◆ LISTED ENTRIES ◆
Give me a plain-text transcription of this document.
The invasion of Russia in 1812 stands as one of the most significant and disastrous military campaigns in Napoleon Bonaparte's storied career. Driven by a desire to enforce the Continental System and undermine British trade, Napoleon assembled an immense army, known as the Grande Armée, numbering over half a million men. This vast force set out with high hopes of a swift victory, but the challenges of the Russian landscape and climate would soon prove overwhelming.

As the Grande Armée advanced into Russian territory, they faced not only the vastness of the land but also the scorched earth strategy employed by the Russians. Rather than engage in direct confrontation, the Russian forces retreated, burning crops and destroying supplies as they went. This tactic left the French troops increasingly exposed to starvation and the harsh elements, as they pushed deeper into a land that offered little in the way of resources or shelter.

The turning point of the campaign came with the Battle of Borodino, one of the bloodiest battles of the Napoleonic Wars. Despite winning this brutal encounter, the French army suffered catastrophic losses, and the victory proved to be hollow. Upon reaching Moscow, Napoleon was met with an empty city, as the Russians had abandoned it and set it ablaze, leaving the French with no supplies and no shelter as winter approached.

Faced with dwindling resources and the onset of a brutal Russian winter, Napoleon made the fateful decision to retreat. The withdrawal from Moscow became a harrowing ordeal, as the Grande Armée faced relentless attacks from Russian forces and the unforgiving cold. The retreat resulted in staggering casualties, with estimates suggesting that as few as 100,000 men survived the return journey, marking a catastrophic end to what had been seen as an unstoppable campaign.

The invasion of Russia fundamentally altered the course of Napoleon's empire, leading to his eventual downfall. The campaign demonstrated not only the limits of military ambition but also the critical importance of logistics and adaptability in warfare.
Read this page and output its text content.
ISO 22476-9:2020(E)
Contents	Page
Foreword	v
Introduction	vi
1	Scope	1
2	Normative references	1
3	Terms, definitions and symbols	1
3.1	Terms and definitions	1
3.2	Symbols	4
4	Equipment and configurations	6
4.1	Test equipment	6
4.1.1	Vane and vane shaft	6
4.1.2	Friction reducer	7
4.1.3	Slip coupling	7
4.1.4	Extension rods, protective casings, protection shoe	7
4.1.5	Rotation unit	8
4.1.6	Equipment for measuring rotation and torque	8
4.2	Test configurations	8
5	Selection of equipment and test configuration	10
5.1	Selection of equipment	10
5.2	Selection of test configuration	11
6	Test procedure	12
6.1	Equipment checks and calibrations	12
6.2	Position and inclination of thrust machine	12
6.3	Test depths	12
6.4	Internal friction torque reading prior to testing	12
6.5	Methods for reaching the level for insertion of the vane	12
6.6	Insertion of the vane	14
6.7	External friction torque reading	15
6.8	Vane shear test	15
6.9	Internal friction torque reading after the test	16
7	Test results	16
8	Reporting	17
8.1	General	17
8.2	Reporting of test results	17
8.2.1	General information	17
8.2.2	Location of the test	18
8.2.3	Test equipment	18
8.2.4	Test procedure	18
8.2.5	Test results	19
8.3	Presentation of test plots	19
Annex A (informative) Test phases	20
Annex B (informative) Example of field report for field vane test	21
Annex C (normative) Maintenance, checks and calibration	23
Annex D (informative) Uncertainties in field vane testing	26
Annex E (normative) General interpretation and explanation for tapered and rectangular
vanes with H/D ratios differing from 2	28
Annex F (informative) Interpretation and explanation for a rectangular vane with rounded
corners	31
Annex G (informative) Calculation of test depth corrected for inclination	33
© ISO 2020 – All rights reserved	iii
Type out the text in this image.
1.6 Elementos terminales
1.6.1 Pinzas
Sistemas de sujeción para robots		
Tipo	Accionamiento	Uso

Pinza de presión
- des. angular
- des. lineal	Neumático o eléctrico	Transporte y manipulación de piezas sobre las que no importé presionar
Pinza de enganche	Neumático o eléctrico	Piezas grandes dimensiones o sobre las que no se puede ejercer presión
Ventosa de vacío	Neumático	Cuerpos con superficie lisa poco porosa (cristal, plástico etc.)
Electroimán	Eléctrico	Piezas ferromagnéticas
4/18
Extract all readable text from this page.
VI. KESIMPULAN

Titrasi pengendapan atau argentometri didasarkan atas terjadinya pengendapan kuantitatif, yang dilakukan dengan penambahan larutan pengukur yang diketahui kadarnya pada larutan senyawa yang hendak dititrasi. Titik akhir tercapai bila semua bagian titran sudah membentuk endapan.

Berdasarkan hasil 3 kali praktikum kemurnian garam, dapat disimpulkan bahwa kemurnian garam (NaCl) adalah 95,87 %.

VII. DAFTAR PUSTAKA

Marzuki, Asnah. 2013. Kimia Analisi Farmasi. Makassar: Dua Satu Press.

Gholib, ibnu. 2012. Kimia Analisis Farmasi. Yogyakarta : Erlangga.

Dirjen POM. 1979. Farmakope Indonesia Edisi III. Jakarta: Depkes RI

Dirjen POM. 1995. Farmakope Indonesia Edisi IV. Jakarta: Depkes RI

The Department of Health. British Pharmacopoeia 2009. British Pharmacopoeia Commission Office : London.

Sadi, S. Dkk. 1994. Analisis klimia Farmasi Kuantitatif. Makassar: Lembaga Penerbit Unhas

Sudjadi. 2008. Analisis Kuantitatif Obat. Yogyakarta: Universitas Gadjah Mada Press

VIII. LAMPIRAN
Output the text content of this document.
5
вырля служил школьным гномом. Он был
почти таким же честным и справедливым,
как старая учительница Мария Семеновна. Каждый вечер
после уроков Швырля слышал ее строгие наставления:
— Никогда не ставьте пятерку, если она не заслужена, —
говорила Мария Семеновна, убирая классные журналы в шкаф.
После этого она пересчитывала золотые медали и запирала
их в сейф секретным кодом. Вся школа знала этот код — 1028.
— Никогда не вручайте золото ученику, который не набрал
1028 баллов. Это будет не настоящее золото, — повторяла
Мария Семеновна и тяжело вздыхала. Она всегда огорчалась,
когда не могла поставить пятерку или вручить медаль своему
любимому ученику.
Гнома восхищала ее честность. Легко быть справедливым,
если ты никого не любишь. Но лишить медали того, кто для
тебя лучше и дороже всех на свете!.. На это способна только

◆ TASK DETAILS ◆
Write down all the entries again without a single difference.

◆ RESPONSE ◆
Give me a plain-text transcription of this document.
The invasion of Russia in 1812 stands as one of the most significant and disastrous military campaigns in Napoleon Bonaparte's storied career. Driven by a desire to enforce the Continental System and undermine British trade, Napoleon assembled an immense army, known as the Grande Armée, numbering over half a million men. This vast force set out with high hopes of a swift victory, but the challenges of the Russian landscape and climate would soon prove overwhelming.

As the Grande Armée advanced into Russian territory, they faced not only the vastness of the land but also the scorched earth strategy employed by the Russians. Rather than engage in direct confrontation, the Russian forces retreated, burning crops and destroying supplies as they went. This tactic left the French troops increasingly exposed to starvation and the harsh elements, as they pushed deeper into a land that offered little in the way of resources or shelter.

The turning point of the campaign came with the Battle of Borodino, one of the bloodiest battles of the Napoleonic Wars. Despite winning this brutal encounter, the French army suffered catastrophic losses, and the victory proved to be hollow. Upon reaching Moscow, Napoleon was met with an empty city, as the Russians had abandoned it and set it ablaze, leaving the French with no supplies and no shelter as winter approached.

Faced with dwindling resources and the onset of a brutal Russian winter, Napoleon made the fateful decision to retreat. The withdrawal from Moscow became a harrowing ordeal, as the Grande Armée faced relentless attacks from Russian forces and the unforgiving cold. The retreat resulted in staggering casualties, with estimates suggesting that as few as 100,000 men survived the return journey, marking a catastrophic end to what had been seen as an unstoppable campaign.

The invasion of Russia fundamentally altered the course of Napoleon's empire, leading to his eventual downfall. The campaign demonstrated not only the limits of military ambition but also the critical importance of logistics and adaptability in warfare.
Read this page and output its text content.
ISO 22476-9:2020(E)
Contents	Page
Foreword	v
Introduction	vi
1	Scope	1
2	Normative references	1
3	Terms, definitions and symbols	1
3.1	Terms and definitions	1
3.2	Symbols	4
4	Equipment and configurations	6
4.1	Test equipment	6
4.1.1	Vane and vane shaft	6
4.1.2	Friction reducer	7
4.1.3	Slip coupling	7
4.1.4	Extension rods, protective casings, protection shoe	7
4.1.5	Rotation unit	8
4.1.6	Equipment for measuring rotation and torque	8
4.2	Test configurations	8
5	Selection of equipment and test configuration	10
5.1	Selection of equipment	10
5.2	Selection of test configuration	11
6	Test procedure	12
6.1	Equipment checks and calibrations	12
6.2	Position and inclination of thrust machine	12
6.3	Test depths	12
6.4	Internal friction torque reading prior to testing	12
6.5	Methods for reaching the level for insertion of the vane	12
6.6	Insertion of the vane	14
6.7	External friction torque reading	15
6.8	Vane shear test	15
6.9	Internal friction torque reading after the test	16
7	Test results	16
8	Reporting	17
8.1	General	17
8.2	Reporting of test results	17
8.2.1	General information	17
8.2.2	Location of the test	18
8.2.3	Test equipment	18
8.2.4	Test procedure	18
8.2.5	Test results	19
8.3	Presentation of test plots	19
Annex A (informative) Test phases	20
Annex B (informative) Example of field report for field vane test	21
Annex C (normative) Maintenance, checks and calibration	23
Annex D (informative) Uncertainties in field vane testing	26
Annex E (normative) General interpretation and explanation for tapered and rectangular
vanes with H/D ratios differing from 2	28
Annex F (informative) Interpretation and explanation for a rectangular vane with rounded
corners	31
Annex G (informative) Calculation of test depth corrected for inclination	33
© ISO 2020 – All rights reserved	iii
Type out the text in this image.
1.6 Elementos terminales
1.6.1 Pinzas
Sistemas de sujeción para robots		
Tipo	Accionamiento	Uso

Pinza de presión
- des. angular
- des. lineal	Neumático o eléctrico	Transporte y manipulación de piezas sobre las que no importé presionar
Pinza de enganche	Neumático o eléctrico	Piezas grandes dimensiones o sobre las que no se puede ejercer presión
Ventosa de vacío	Neumático	Cuerpos con superficie lisa poco porosa (cristal, plástico etc.)
Electroimán	Eléctrico	Piezas ferromagnéticas
4/18
Extract all readable text from this page.
VI. KESIMPULAN

Titrasi pengendapan atau argentometri didasarkan atas terjadinya pengendapan kuantitatif, yang dilakukan dengan penambahan larutan pengukur yang diketahui kadarnya pada larutan senyawa yang hendak dititrasi. Titik akhir tercapai bila semua bagian titran sudah membentuk endapan.

Berdasarkan hasil 3 kali praktikum kemurnian garam, dapat disimpulkan bahwa kemurnian garam (NaCl) adalah 95,87 %.

VII. DAFTAR PUSTAKA

Marzuki, Asnah. 2013. Kimia Analisi Farmasi. Makassar: Dua Satu Press.

Gholib, ibnu. 2012. Kimia Analisis Farmasi. Yogyakarta : Erlangga.

Dirjen POM. 1979. Farmakope Indonesia Edisi III. Jakarta: Depkes RI

Dirjen POM. 1995. Farmakope Indonesia Edisi IV. Jakarta: Depkes RI

The Department of Health. British Pharmacopoeia 2009. British Pharmacopoeia Commission Office : London.

Sadi, S. Dkk. 1994. Analisis klimia Farmasi Kuantitatif. Makassar: Lembaga Penerbit Unhas

Sudjadi. 2008. Analisis Kuantitatif Obat. Yogyakarta: Universitas Gadjah Mada Press

VIII. LAMPIRAN
Output the text content of this document.
5
вырля служил школьным гномом. Он был
почти таким же честным и справедливым,
как старая учительница Мария Семеновна. Каждый вечер
после уроков Швырля слышал ее строгие наставления:
— Никогда не ставьте пятерку, если она не заслужена, —
говорила Мария Семеновна, убирая классные журналы в шкаф.
После этого она пересчитывала золотые медали и запирала
их в сейф секретным кодом. Вся школа знала этот код — 1028.
— Никогда не вручайте золото ученику, который не набрал
1028 баллов. Это будет не настоящее золото, — повторяла
Мария Семеновна и тяжело вздыхала. Она всегда огорчалась,
когда не могла поставить пятерку или вручить медаль своему
любимому ученику.
Гнома восхищала ее честность. Легко быть справедливым,
если ты никого не любишь. Но лишить медали того, кто для
тебя лучше и дороже всех на свете!.. На это способна только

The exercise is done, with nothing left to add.